Monday, March 28, 2011

Surprises, pleasant

One of the books I've enjoyed most this year* is Jamie Iredell's The Book of Freaks. I knew of Iredell from his first book, Prose. Poems. A Novel, which Andrew Wessels, in the review he wrote for me for the Quarterly Conversation, praised as "A singular, American story. A singular, American poem." The title alone--bet-hedging as all get-out--would seem to make that book worth opening, but ultimately I didn't think Prose. Poems. A Novel. was for me, for reasons Andrew noted:
Friends, alcohol, and locations are all described and interacted with but fade in and out without leaving a mark on the narrator. He is not upset that the Summit Saloon closes. That’s just the way it is. He is not upset that he has only felt a part of something a few times in his life. That’s just the way it is. The poems are not an attempt to create meaning, which would just be a lie. They are recognitions of the reality of the narrator’s life and situation. And the reality of being American is movement and change.
It would actually be hard to more perfectly describe the opposite of my experience: I've lived in the same house for more than a decade, with my wife, while working for the same employer the whole time. Change and drama (to say nothing of drugs) are not for me.

Extracted entries |
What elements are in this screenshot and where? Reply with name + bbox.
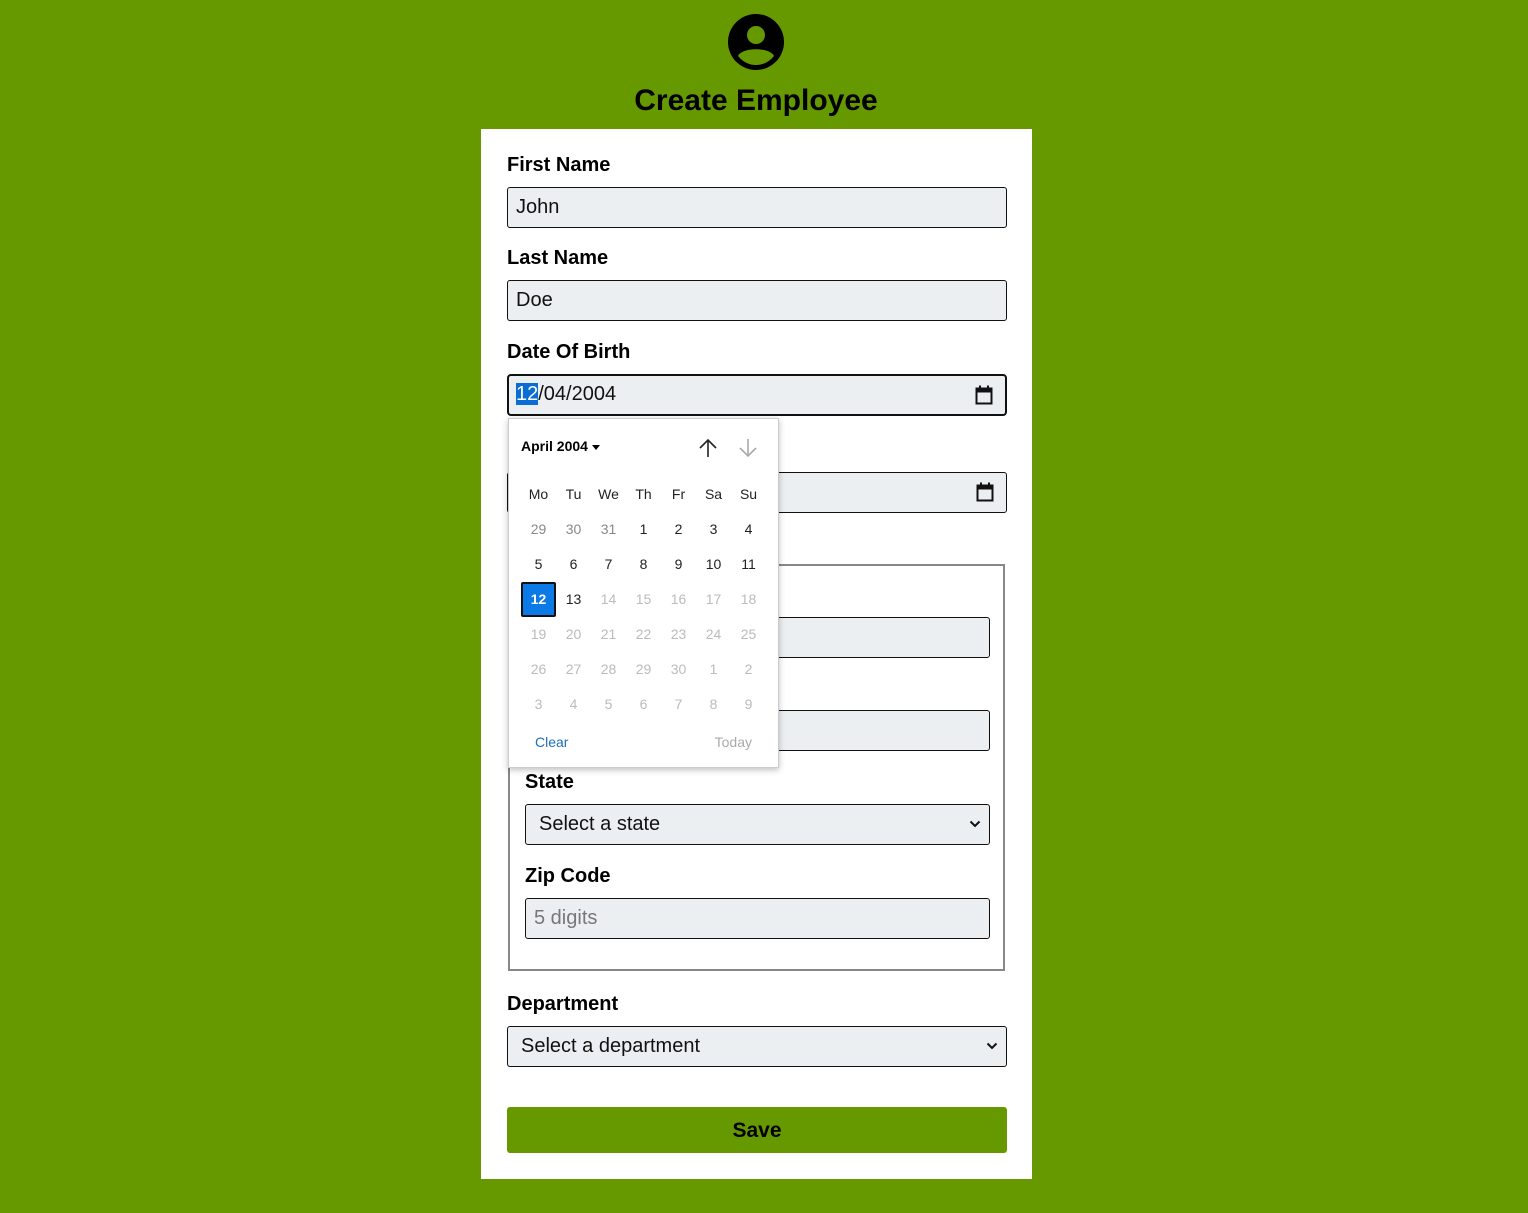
calendar-day: 15 [635,591,652,607]
last-name-input[interactable]: Doe [507,280,1007,321]
date-of-birth-input[interactable]: 12/04/2004 [507,374,1007,416]
date-day-segment[interactable]: 12 [516,383,539,405]
calendar-day: 25 [740,626,757,642]
weekday-label: Sa [704,486,723,502]
calendar-day[interactable]: 1 [626,512,661,547]
calendar-day: 28 [600,661,617,677]
save-button[interactable]: Save [507,1107,1007,1153]
first-name-value: John [516,196,560,218]
calendar-week-row: 3 4 5 6 7 8 9 [521,687,766,722]
department-select[interactable]: Select a department [507,1026,1007,1067]
state-label: State [525,771,574,793]
month-year-button[interactable]: April 2004 [521,438,600,454]
calendar-day: 6 [639,696,648,712]
calendar-day: 8 [709,696,718,712]
calendar-day-selected[interactable]: 12 [521,582,556,617]
calendar-day[interactable]: 9 [661,547,696,582]
calendar-day[interactable]: 8 [626,547,661,582]
calendar-day: 22 [635,626,652,642]
calendar-day[interactable]: 6 [556,547,591,582]
account-circle-icon [728,14,784,70]
department-label: Department [507,993,619,1015]
weekday-label: Mo [528,486,549,502]
clear-button[interactable]: Clear [535,734,568,750]
calendar-day[interactable]: 29 [521,512,556,547]
calendar-day[interactable]: 3 [696,512,731,547]
calendar-day: 5 [604,696,613,712]
calendar-day: 20 [565,626,582,642]
calendar-day: 16 [670,591,687,607]
weekday-label: Fr [671,486,686,502]
calendar-day: 3 [534,696,543,712]
calendar-grid: Mo Tu We Th Fr Sa Su 29 30 31 1 2 3 4 5 6 7 8 9 10 11 12 13 14 1… [521,477,766,722]
calendar-day: 23 [670,626,687,642]
state-select-value: Select a state [539,813,661,835]
calendar-day[interactable]: 4 [731,512,766,547]
calendar-day: 26 [530,661,547,677]
datepicker-popup: April 2004 Mo Tu We Th Fr Sa Su 29 30 31 1 2 3 4 5 6 7 8 9… [508,418,779,768]
calendar-day[interactable]: 11 [731,547,766,582]
month-year-label: April 2004 [521,438,588,454]
chevron-down-icon [986,1042,998,1050]
weekday-label: We [598,486,619,502]
weekday-label: Su [739,486,758,502]
calendar-day: 24 [705,626,722,642]
first-name-label: First Name [507,154,611,176]
state-select[interactable]: Select a state [525,804,990,845]
calendar-day: 17 [705,591,722,607]
calendar-day: 18 [740,591,757,607]
calendar-day: 7 [674,696,683,712]
arrow-down-icon[interactable] [737,437,759,459]
weekday-label: Tu [565,486,582,502]
last-name-value: Doe [516,289,553,311]
weekday-label: Th [635,486,652,502]
page-title: Create Employee [634,84,878,117]
calendar-day[interactable]: 2 [661,512,696,547]
calendar-day: 14 [600,591,617,607]
first-name-input[interactable]: John [507,187,1007,228]
date-of-birth-label: Date Of Birth [507,341,631,363]
weekday-header-row: Mo Tu We Th Fr Sa Su [521,477,766,512]
calendar-day[interactable]: 10 [696,547,731,582]
today-button[interactable]: Today [715,734,752,750]
calendar-day[interactable]: 7 [591,547,626,582]
calendar-week-row: 12 13 14 15 16 17 18 [521,582,766,617]
calendar-day[interactable]: 31 [591,512,626,547]
zip-code-input[interactable]: 5 digits [525,898,990,939]
arrow-up-icon[interactable] [697,437,719,459]
caret-down-icon [591,444,600,450]
zip-code-label: Zip Code [525,865,611,887]
calendar-day: 27 [565,661,582,677]
calendar-day: 2 [744,661,753,677]
calendar-day: 1 [709,661,718,677]
calendar-day: 9 [744,696,753,712]
calendar-day: 19 [530,626,547,642]
chevron-down-icon [969,820,981,828]
calendar-day[interactable]: 5 [521,547,556,582]
calendar-icon[interactable] [976,482,994,502]
calendar-week-row: 5 6 7 8 9 10 11 [521,547,766,582]
calendar-day: 21 [600,626,617,642]
calendar-day: 29 [635,661,652,677]
department-select-value: Select a department [521,1035,700,1057]
calendar-week-row: 19 20 21 22 23 24 25 [521,617,766,652]
calendar-day[interactable]: 13 [556,582,591,617]
last-name-label: Last Name [507,247,609,269]
calendar-day: 30 [670,661,687,677]
zip-code-placeholder: 5 digits [534,907,598,929]
calendar-week-row: 26 27 28 29 30 1 2 [521,652,766,687]
calendar-icon[interactable] [975,385,993,405]
calendar-day[interactable]: 30 [556,512,591,547]
calendar-day: 4 [569,696,578,712]
calendar-week-row: 29 30 31 1 2 3 4 [521,512,766,547]
date-rest-segment[interactable]: /04/2004 [538,383,616,405]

Aim A |
Answer these questions from the blog post:
(i) What was the title of Jamie Iredell's first book?
(ii) Who wrote the review of that book for the Quarterly Conversation?
(iii) For how long has the writer lived in the same house?
Aim B |
In the passage the blog post quotes from the review, list the three things that are described and interacted with but fade in and out without leaving a mark on the narrator.
Aim C |
Rewrite the paragraph of the blog post that begins "It would actually be hard" in one shorter sentence, keeping its main facts.

Solution A |
(i) Prose. Poems. A Novel
(ii) Andrew Wessels
(iii) More than a decade

Solution B |
Friends, alcohol, locations

Solution C |
My experience is the opposite: I've lived in the same house with my wife for more than a decade, worked for the same employer the whole time, and want no part of change, drama, or drugs.